Recorded data
==*==

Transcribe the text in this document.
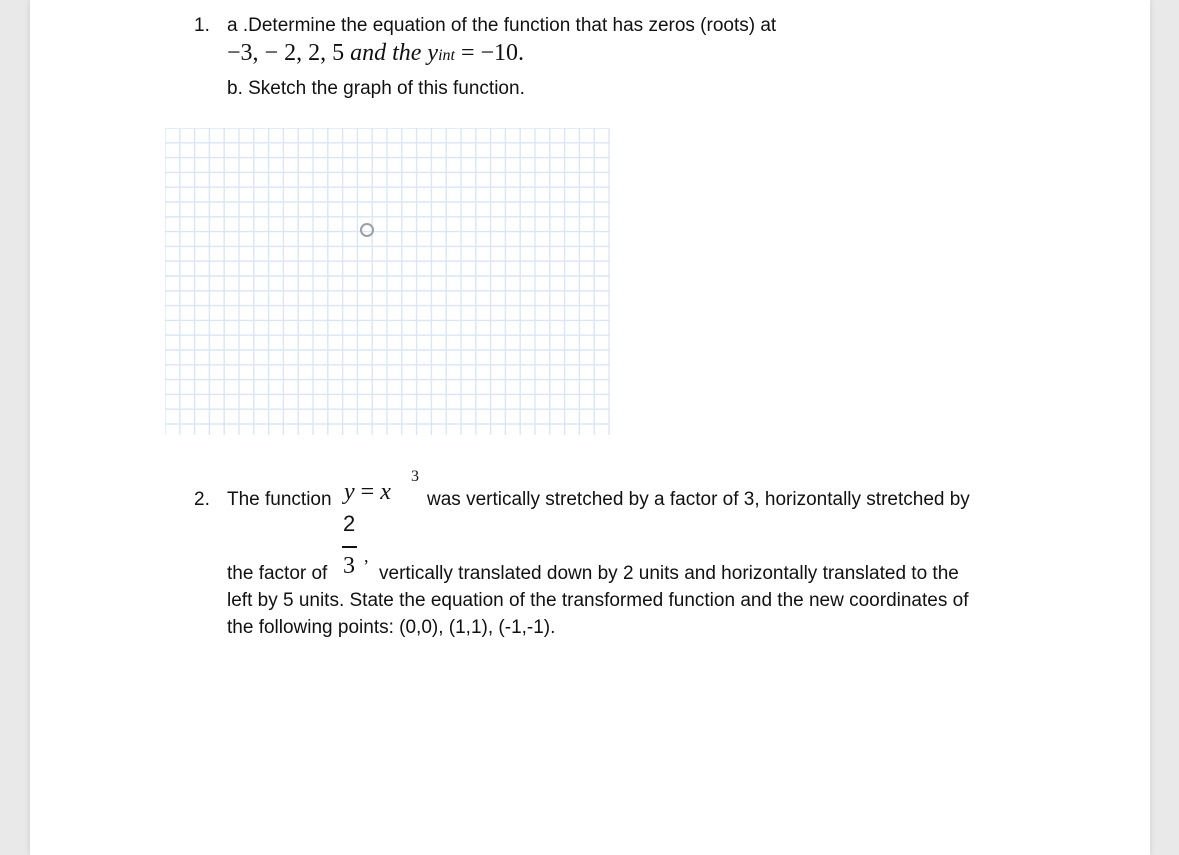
1. a .Determine the equation of the function that has zeros (roots) at
−3, − 2, 2, 5 and the yint = −10.
b. Sketch the graph of this function.
2. The function y = x
3
was vertically stretched by a factor of 3, horizontally stretched by
2
3 ,
the factor of	vertically translated down by 2 units and horizontally translated to the
left by 5 units. State the equation of the transformed function and the new coordinates of
the following points: (0,0), (1,1), (-1,-1).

==*==

== What you are asked to do ==
Quote every record above exactly, omitting any pictures they contain.

== Exercise response ==
Transcribe the text in this document.
1. a .Determine the equation of the function that has zeros (roots) at
−3, − 2, 2, 5 and the yint = −10.
b. Sketch the graph of this function.
2. The function y = x
3
was vertically stretched by a factor of 3, horizontally stretched by
2
3 ,
the factor of	vertically translated down by 2 units and horizontally translated to the
left by 5 units. State the equation of the transformed function and the new coordinates of
the following points: (0,0), (1,1), (-1,-1).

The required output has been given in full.